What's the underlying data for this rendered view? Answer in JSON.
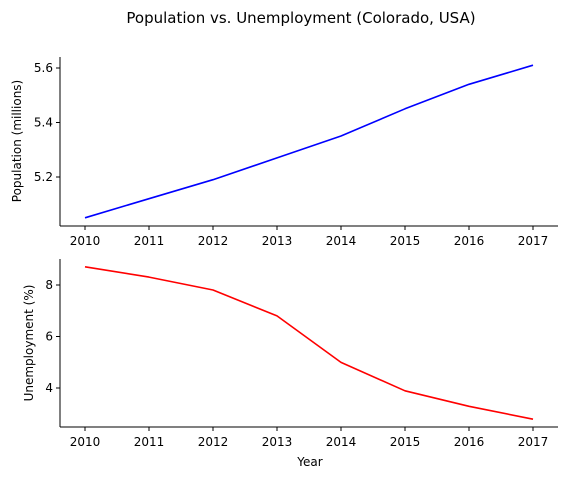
{
  "figure": {
    "suptitle": "Population vs. Unemployment (Colorado, USA)"
  },
  "chart_data": [
    {
      "type": "line",
      "title": "",
      "xlabel": "",
      "ylabel": "Population (millions)",
      "x": [
        2010,
        2011,
        2012,
        2013,
        2014,
        2015,
        2016,
        2017
      ],
      "xticks": [
        "2010",
        "2011",
        "2012",
        "2013",
        "2014",
        "2015",
        "2016",
        "2017"
      ],
      "yticks": [
        5.2,
        5.4,
        5.6
      ],
      "ytick_labels": [
        "5.2",
        "5.4",
        "5.6"
      ],
      "ylim": [
        5.02,
        5.64
      ],
      "series": [
        {
          "color": "#0000ff",
          "values": [
            5.05,
            5.12,
            5.19,
            5.27,
            5.35,
            5.45,
            5.54,
            5.61
          ]
        }
      ],
      "grid": false
    },
    {
      "type": "line",
      "title": "",
      "xlabel": "Year",
      "ylabel": "Unemployment (%)",
      "x": [
        2010,
        2011,
        2012,
        2013,
        2014,
        2015,
        2016,
        2017
      ],
      "xticks": [
        "2010",
        "2011",
        "2012",
        "2013",
        "2014",
        "2015",
        "2016",
        "2017"
      ],
      "yticks": [
        4,
        6,
        8
      ],
      "ytick_labels": [
        "4",
        "6",
        "8"
      ],
      "ylim": [
        2.5,
        9.0
      ],
      "series": [
        {
          "color": "#ff0000",
          "values": [
            8.7,
            8.3,
            7.8,
            6.8,
            5.0,
            3.9,
            3.3,
            2.8
          ]
        }
      ],
      "grid": false
    }
  ]
}
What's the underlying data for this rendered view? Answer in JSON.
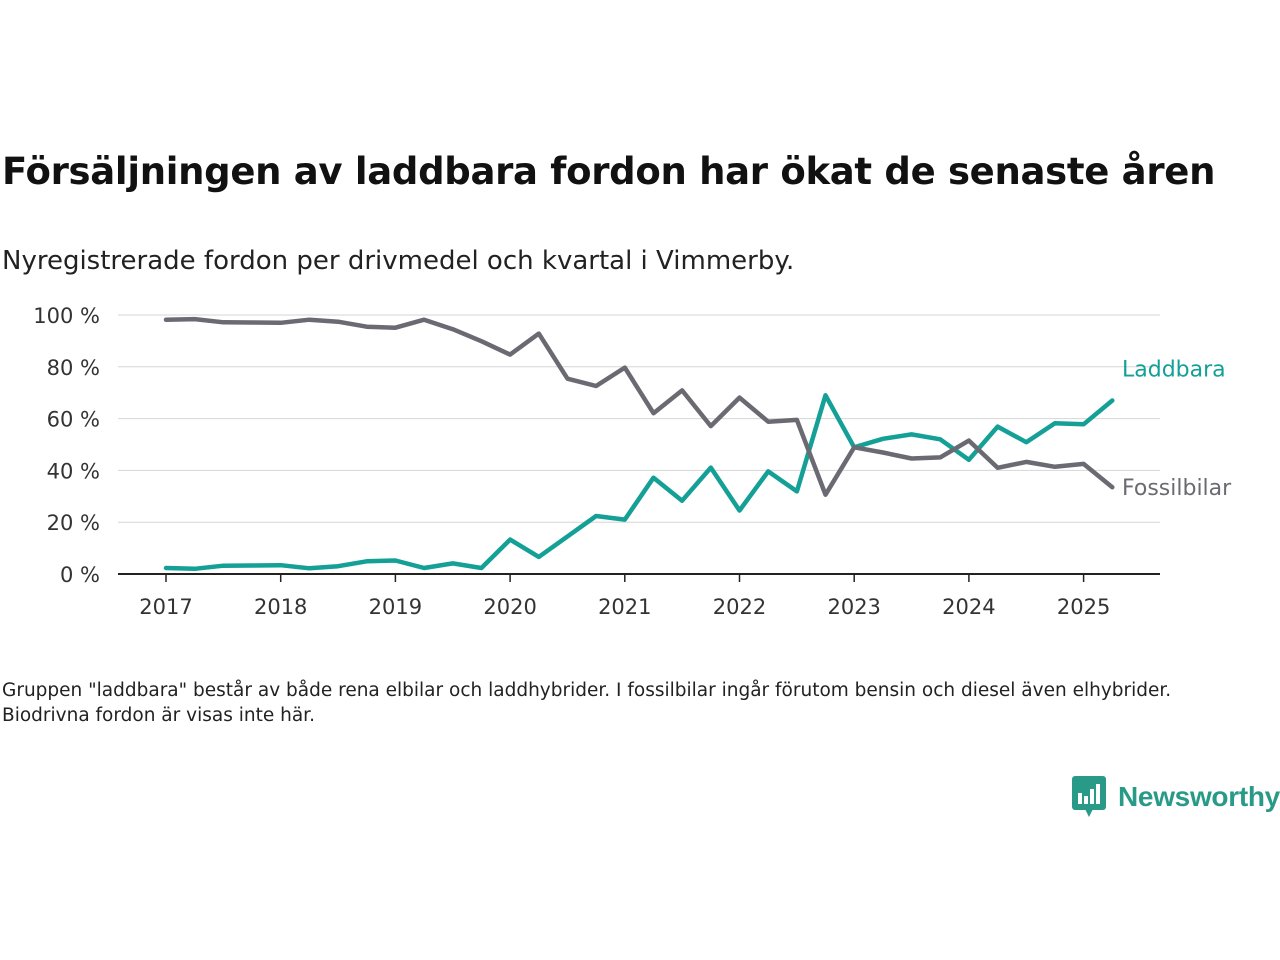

-- -- --

TASK DIRECTIONS> For each line above that contains the word "ylabel", copy that line.

FINAL RESULT>
      "ylabel": "Population (millions)",
      "ylabel": "Unemployment (%)",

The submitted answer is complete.